──────── DATASET RECORDS
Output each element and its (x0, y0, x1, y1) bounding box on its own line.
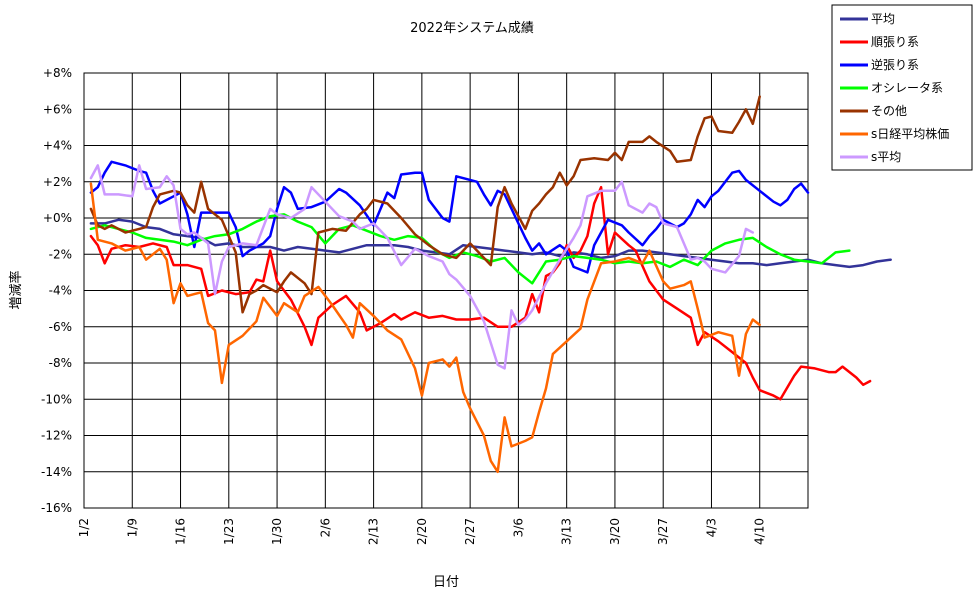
y-tick-label: +2% (43, 175, 72, 189)
series-line-7 (89, 164, 755, 370)
x-gridlines (83, 73, 761, 508)
legend-label: 平均 (871, 12, 895, 26)
legend-label: 逆張り系 (871, 57, 919, 72)
series-line-3 (89, 160, 810, 274)
x-tick-label: 2/27 (463, 518, 477, 545)
legend-label: s日経平均株価 (871, 126, 949, 141)
x-axis-label: 日付 (433, 575, 459, 590)
y-tick-label: +0% (43, 211, 72, 225)
x-tick-label: 3/20 (608, 518, 622, 545)
y-tick-label: +4% (43, 139, 72, 153)
series-lines (89, 95, 892, 474)
x-axis-tick-labels: 1/2 1/9 1/16 1/23 1/30 2/6 2/13 2/20 2/27 3/6 3/13… (77, 518, 767, 545)
y-tick-label: -12% (41, 429, 72, 443)
y-tick-label: -14% (41, 465, 72, 479)
x-tick-label: 2/20 (415, 518, 429, 545)
y-tick-label: -10% (41, 392, 72, 406)
chart-title: 2022年システム成績 (410, 21, 534, 36)
plot-area (83, 72, 892, 509)
legend-label: s平均 (871, 150, 901, 164)
x-tick-label: 4/3 (704, 518, 718, 537)
x-tick-label: 3/6 (511, 518, 525, 537)
y-axis-label: 増減率 (8, 270, 24, 309)
legend-label: オシレータ系 (871, 81, 943, 95)
legend-label: その他 (871, 104, 907, 118)
series-line-4 (89, 213, 851, 285)
y-tick-label: -4% (49, 284, 72, 298)
x-tick-label: 1/2 (77, 518, 91, 537)
x-tick-label: 4/10 (753, 518, 767, 545)
x-tick-label: 2/13 (367, 518, 381, 545)
series-line-6 (89, 182, 761, 474)
y-tick-label: -8% (49, 356, 72, 370)
y-tick-label: -2% (49, 247, 72, 261)
x-tick-label: 1/30 (270, 518, 284, 545)
legend-label: 順張り系 (871, 35, 919, 49)
x-tick-label: 1/9 (125, 518, 139, 537)
x-tick-label: 3/27 (656, 518, 670, 545)
y-tick-label: -16% (41, 501, 72, 515)
series-line-5 (89, 95, 761, 314)
x-tick-label: 2/6 (318, 518, 332, 537)
series-line-1 (89, 218, 892, 269)
y-tick-label: +6% (43, 102, 72, 116)
x-tick-label: 1/16 (174, 518, 188, 545)
x-tick-label: 3/13 (560, 518, 574, 545)
y-axis-tick-labels: +8% +6% +4% +2% +0% -2% -4% -6% -8% -10% -12% -14% -… (41, 66, 72, 515)
y-tick-label: +8% (43, 66, 72, 80)
x-tick-label: 1/23 (222, 518, 236, 545)
y-tick-label: -6% (49, 320, 72, 334)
────────────────
→ **WHAT YOU ARE ASKED TO DO**
Copy every row above word for word, leaving out the picture.

→ **EXPECTED ANSWER**
Output each element and its (x0, y0, x1, y1) bounding box on its own line.
y-tick-label: +2% (43, 175, 72, 189)
series-line-7 (89, 164, 755, 370)
x-gridlines (83, 73, 761, 508)
legend-label: 平均 (871, 12, 895, 26)
legend-label: 逆張り系 (871, 57, 919, 72)
series-line-3 (89, 160, 810, 274)
x-tick-label: 2/27 (463, 518, 477, 545)
legend-label: s日経平均株価 (871, 126, 949, 141)
x-axis-label: 日付 (433, 575, 459, 590)
y-tick-label: +0% (43, 211, 72, 225)
x-tick-label: 3/20 (608, 518, 622, 545)
y-tick-label: +4% (43, 139, 72, 153)
series-lines (89, 95, 892, 474)
x-axis-tick-labels: 1/2 1/9 1/16 1/23 1/30 2/6 2/13 2/20 2/27 3/6 3/13… (77, 518, 767, 545)
y-tick-label: -12% (41, 429, 72, 443)
y-tick-label: -14% (41, 465, 72, 479)
x-tick-label: 2/20 (415, 518, 429, 545)
y-tick-label: -10% (41, 392, 72, 406)
chart-title: 2022年システム成績 (410, 21, 534, 36)
plot-area (83, 72, 892, 509)
legend-label: s平均 (871, 150, 901, 164)
x-tick-label: 4/3 (704, 518, 718, 537)
x-tick-label: 3/6 (511, 518, 525, 537)
y-axis-label: 増減率 (8, 270, 24, 309)
legend-label: オシレータ系 (871, 81, 943, 95)
legend-label: その他 (871, 104, 907, 118)
series-line-4 (89, 213, 851, 285)
y-tick-label: -4% (49, 284, 72, 298)
x-tick-label: 1/2 (77, 518, 91, 537)
x-tick-label: 4/10 (753, 518, 767, 545)
x-tick-label: 2/13 (367, 518, 381, 545)
series-line-6 (89, 182, 761, 474)
y-tick-label: -8% (49, 356, 72, 370)
y-tick-label: -2% (49, 247, 72, 261)
x-tick-label: 1/30 (270, 518, 284, 545)
legend-label: 順張り系 (871, 35, 919, 49)
x-tick-label: 1/9 (125, 518, 139, 537)
x-tick-label: 3/27 (656, 518, 670, 545)
y-tick-label: -16% (41, 501, 72, 515)
series-line-5 (89, 95, 761, 314)
x-tick-label: 2/6 (318, 518, 332, 537)
series-line-1 (89, 218, 892, 269)
y-tick-label: +6% (43, 102, 72, 116)
x-tick-label: 1/16 (174, 518, 188, 545)
x-tick-label: 3/13 (560, 518, 574, 545)
y-axis-tick-labels: +8% +6% +4% +2% +0% -2% -4% -6% -8% -10% -12% -14% -… (41, 66, 72, 515)
y-tick-label: +8% (43, 66, 72, 80)
x-tick-label: 1/23 (222, 518, 236, 545)
y-tick-label: -6% (49, 320, 72, 334)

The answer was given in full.